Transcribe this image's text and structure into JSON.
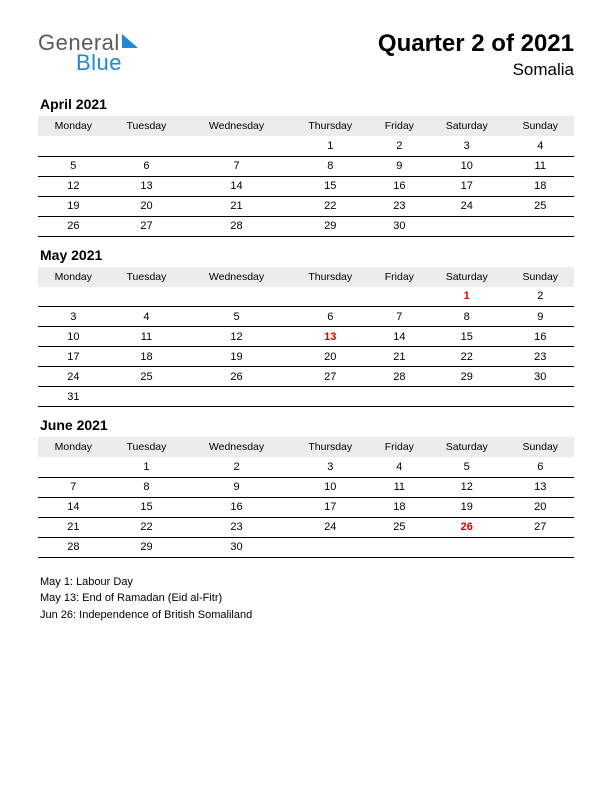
{
  "logo": {
    "text1": "General",
    "text2": "Blue"
  },
  "title": {
    "main": "Quarter 2 of 2021",
    "sub": "Somalia"
  },
  "day_headers": [
    "Monday",
    "Tuesday",
    "Wednesday",
    "Thursday",
    "Friday",
    "Saturday",
    "Sunday"
  ],
  "months": [
    {
      "name": "April 2021",
      "weeks": [
        [
          null,
          null,
          null,
          1,
          2,
          3,
          4
        ],
        [
          5,
          6,
          7,
          8,
          9,
          10,
          11
        ],
        [
          12,
          13,
          14,
          15,
          16,
          17,
          18
        ],
        [
          19,
          20,
          21,
          22,
          23,
          24,
          25
        ],
        [
          26,
          27,
          28,
          29,
          30,
          null,
          null
        ]
      ],
      "holidays": []
    },
    {
      "name": "May 2021",
      "weeks": [
        [
          null,
          null,
          null,
          null,
          null,
          1,
          2
        ],
        [
          3,
          4,
          5,
          6,
          7,
          8,
          9
        ],
        [
          10,
          11,
          12,
          13,
          14,
          15,
          16
        ],
        [
          17,
          18,
          19,
          20,
          21,
          22,
          23
        ],
        [
          24,
          25,
          26,
          27,
          28,
          29,
          30
        ],
        [
          31,
          null,
          null,
          null,
          null,
          null,
          null
        ]
      ],
      "holidays": [
        1,
        13
      ]
    },
    {
      "name": "June 2021",
      "weeks": [
        [
          null,
          1,
          2,
          3,
          4,
          5,
          6
        ],
        [
          7,
          8,
          9,
          10,
          11,
          12,
          13
        ],
        [
          14,
          15,
          16,
          17,
          18,
          19,
          20
        ],
        [
          21,
          22,
          23,
          24,
          25,
          26,
          27
        ],
        [
          28,
          29,
          30,
          null,
          null,
          null,
          null
        ]
      ],
      "holidays": [
        26
      ]
    }
  ],
  "holiday_list": [
    "May 1: Labour Day",
    "May 13: End of Ramadan (Eid al-Fitr)",
    "Jun 26: Independence of British Somaliland"
  ],
  "colors": {
    "holiday_text": "#d40000",
    "header_bg": "#ececec",
    "logo_blue": "#1e88d2",
    "logo_gray": "#5b5b5b"
  }
}
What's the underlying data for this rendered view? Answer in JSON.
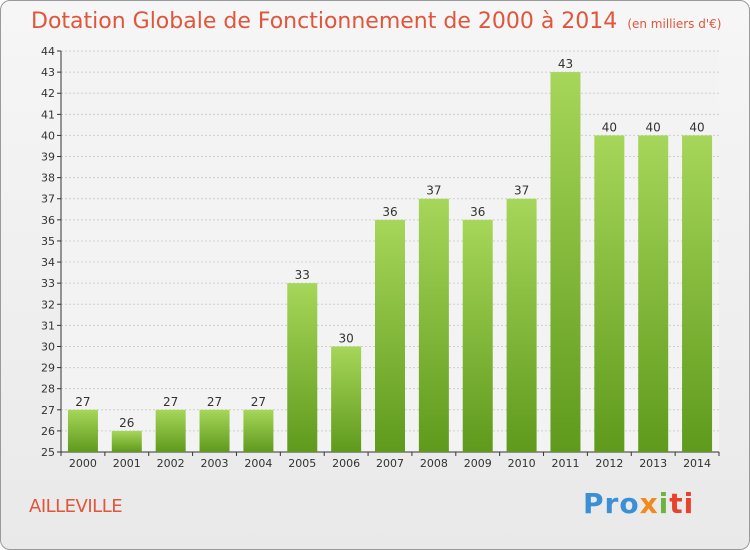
{
  "header": {
    "title": "Dotation Globale de Fonctionnement de 2000 à 2014",
    "unit": "(en milliers d'€)"
  },
  "footer": {
    "commune": "AILLEVILLE",
    "brand_parts": [
      "Pro",
      "x",
      "i",
      "ti"
    ]
  },
  "colors": {
    "title": "#e0563b",
    "bar_top": "#a6d65a",
    "bar_bottom": "#5f9a1c",
    "grid": "#d0d0d0",
    "axis": "#333333"
  },
  "chart_data": {
    "type": "bar",
    "categories": [
      "2000",
      "2001",
      "2002",
      "2003",
      "2004",
      "2005",
      "2006",
      "2007",
      "2008",
      "2009",
      "2010",
      "2011",
      "2012",
      "2013",
      "2014"
    ],
    "values": [
      27,
      26,
      27,
      27,
      27,
      33,
      30,
      36,
      37,
      36,
      37,
      43,
      40,
      40,
      40
    ],
    "ylim": [
      25,
      44
    ],
    "y_ticks": [
      25,
      26,
      27,
      28,
      29,
      30,
      31,
      32,
      33,
      34,
      35,
      36,
      37,
      38,
      39,
      40,
      41,
      42,
      43,
      44
    ],
    "grid": true,
    "xlabel": "",
    "ylabel": ""
  }
}
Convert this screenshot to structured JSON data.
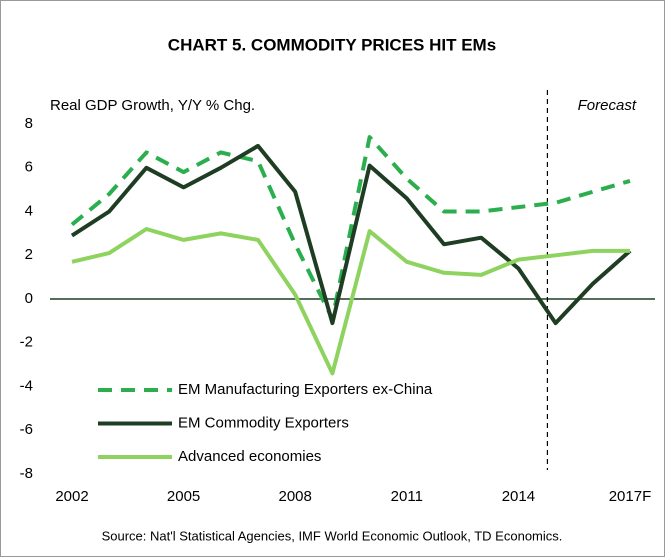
{
  "chart_data": {
    "type": "line",
    "title": "CHART 5. COMMODITY PRICES HIT EMs",
    "y_label": "Real GDP Growth, Y/Y % Chg.",
    "annotation": "Forecast",
    "source": "Source:  Nat'l Statistical Agencies, IMF World Economic Outlook, TD Economics.",
    "categories": [
      "2002",
      null,
      null,
      "2005",
      null,
      null,
      "2008",
      null,
      null,
      "2011",
      null,
      null,
      "2014",
      null,
      null,
      "2017F"
    ],
    "series": [
      {
        "name": "EM Manufacturing Exporters ex-China",
        "color": "#2aae4e",
        "dashed": true,
        "values": [
          3.4,
          4.8,
          6.7,
          5.8,
          6.7,
          6.3,
          2.5,
          -0.9,
          7.4,
          5.5,
          4.0,
          4.0,
          4.2,
          4.4,
          4.9,
          5.4
        ]
      },
      {
        "name": "EM Commodity Exporters",
        "color": "#1e3d23",
        "dashed": false,
        "values": [
          2.9,
          4.0,
          6.0,
          5.1,
          6.0,
          7.0,
          4.9,
          -1.1,
          6.1,
          4.6,
          2.5,
          2.8,
          1.4,
          -1.1,
          0.7,
          2.2
        ]
      },
      {
        "name": "Advanced economies",
        "color": "#8ed35f",
        "dashed": false,
        "values": [
          1.7,
          2.1,
          3.2,
          2.7,
          3.0,
          2.7,
          0.2,
          -3.4,
          3.1,
          1.7,
          1.2,
          1.1,
          1.8,
          2.0,
          2.2,
          2.2
        ]
      }
    ],
    "ylim": [
      -8,
      8
    ],
    "yticks": [
      -8,
      -6,
      -4,
      -2,
      0,
      2,
      4,
      6,
      8
    ]
  }
}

Given problem =
Repeat the material above word for word and skip every image in it.

Exercise output =
Transcribe this image's text and structure into JSON.
{
  "logo": {
    "text1": "General",
    "text2": "Blue"
  },
  "title": {
    "main": "Quarter 2 of 2021",
    "sub": "Somalia"
  },
  "day_headers": [
    "Monday",
    "Tuesday",
    "Wednesday",
    "Thursday",
    "Friday",
    "Saturday",
    "Sunday"
  ],
  "months": [
    {
      "name": "April 2021",
      "weeks": [
        [
          null,
          null,
          null,
          1,
          2,
          3,
          4
        ],
        [
          5,
          6,
          7,
          8,
          9,
          10,
          11
        ],
        [
          12,
          13,
          14,
          15,
          16,
          17,
          18
        ],
        [
          19,
          20,
          21,
          22,
          23,
          24,
          25
        ],
        [
          26,
          27,
          28,
          29,
          30,
          null,
          null
        ]
      ],
      "holidays": []
    },
    {
      "name": "May 2021",
      "weeks": [
        [
          null,
          null,
          null,
          null,
          null,
          1,
          2
        ],
        [
          3,
          4,
          5,
          6,
          7,
          8,
          9
        ],
        [
          10,
          11,
          12,
          13,
          14,
          15,
          16
        ],
        [
          17,
          18,
          19,
          20,
          21,
          22,
          23
        ],
        [
          24,
          25,
          26,
          27,
          28,
          29,
          30
        ],
        [
          31,
          null,
          null,
          null,
          null,
          null,
          null
        ]
      ],
      "holidays": [
        1,
        13
      ]
    },
    {
      "name": "June 2021",
      "weeks": [
        [
          null,
          1,
          2,
          3,
          4,
          5,
          6
        ],
        [
          7,
          8,
          9,
          10,
          11,
          12,
          13
        ],
        [
          14,
          15,
          16,
          17,
          18,
          19,
          20
        ],
        [
          21,
          22,
          23,
          24,
          25,
          26,
          27
        ],
        [
          28,
          29,
          30,
          null,
          null,
          null,
          null
        ]
      ],
      "holidays": [
        26
      ]
    }
  ],
  "holiday_list": [
    "May 1: Labour Day",
    "May 13: End of Ramadan (Eid al-Fitr)",
    "Jun 26: Independence of British Somaliland"
  ],
  "colors": {
    "holiday_text": "#d40000",
    "header_bg": "#ececec",
    "logo_blue": "#1e88d2",
    "logo_gray": "#5b5b5b"
  }
}
What's the underlying data for this rendered view? Answer in JSON.
{
  "header": {
    "title": "Dotation Globale de Fonctionnement de 2000 à 2014",
    "unit": "(en milliers d'€)"
  },
  "footer": {
    "commune": "AILLEVILLE",
    "brand_parts": [
      "Pro",
      "x",
      "i",
      "ti"
    ]
  },
  "colors": {
    "title": "#e0563b",
    "bar_top": "#a6d65a",
    "bar_bottom": "#5f9a1c",
    "grid": "#d0d0d0",
    "axis": "#333333"
  },
  "chart_data": {
    "type": "bar",
    "categories": [
      "2000",
      "2001",
      "2002",
      "2003",
      "2004",
      "2005",
      "2006",
      "2007",
      "2008",
      "2009",
      "2010",
      "2011",
      "2012",
      "2013",
      "2014"
    ],
    "values": [
      27,
      26,
      27,
      27,
      27,
      33,
      30,
      36,
      37,
      36,
      37,
      43,
      40,
      40,
      40
    ],
    "ylim": [
      25,
      44
    ],
    "y_ticks": [
      25,
      26,
      27,
      28,
      29,
      30,
      31,
      32,
      33,
      34,
      35,
      36,
      37,
      38,
      39,
      40,
      41,
      42,
      43,
      44
    ],
    "grid": true,
    "xlabel": "",
    "ylabel": ""
  }
}
Convert this screenshot to structured JSON data.
{
  "chart_data": {
    "type": "line",
    "title": "CHART 5. COMMODITY PRICES HIT EMs",
    "y_label": "Real GDP Growth, Y/Y % Chg.",
    "annotation": "Forecast",
    "source": "Source:  Nat'l Statistical Agencies, IMF World Economic Outlook, TD Economics.",
    "categories": [
      "2002",
      null,
      null,
      "2005",
      null,
      null,
      "2008",
      null,
      null,
      "2011",
      null,
      null,
      "2014",
      null,
      null,
      "2017F"
    ],
    "series": [
      {
        "name": "EM Manufacturing Exporters ex-China",
        "color": "#2aae4e",
        "dashed": true,
        "values": [
          3.4,
          4.8,
          6.7,
          5.8,
          6.7,
          6.3,
          2.5,
          -0.9,
          7.4,
          5.5,
          4.0,
          4.0,
          4.2,
          4.4,
          4.9,
          5.4
        ]
      },
      {
        "name": "EM Commodity Exporters",
        "color": "#1e3d23",
        "dashed": false,
        "values": [
          2.9,
          4.0,
          6.0,
          5.1,
          6.0,
          7.0,
          4.9,
          -1.1,
          6.1,
          4.6,
          2.5,
          2.8,
          1.4,
          -1.1,
          0.7,
          2.2
        ]
      },
      {
        "name": "Advanced economies",
        "color": "#8ed35f",
        "dashed": false,
        "values": [
          1.7,
          2.1,
          3.2,
          2.7,
          3.0,
          2.7,
          0.2,
          -3.4,
          3.1,
          1.7,
          1.2,
          1.1,
          1.8,
          2.0,
          2.2,
          2.2
        ]
      }
    ],
    "ylim": [
      -8,
      8
    ],
    "yticks": [
      -8,
      -6,
      -4,
      -2,
      0,
      2,
      4,
      6,
      8
    ]
  }
}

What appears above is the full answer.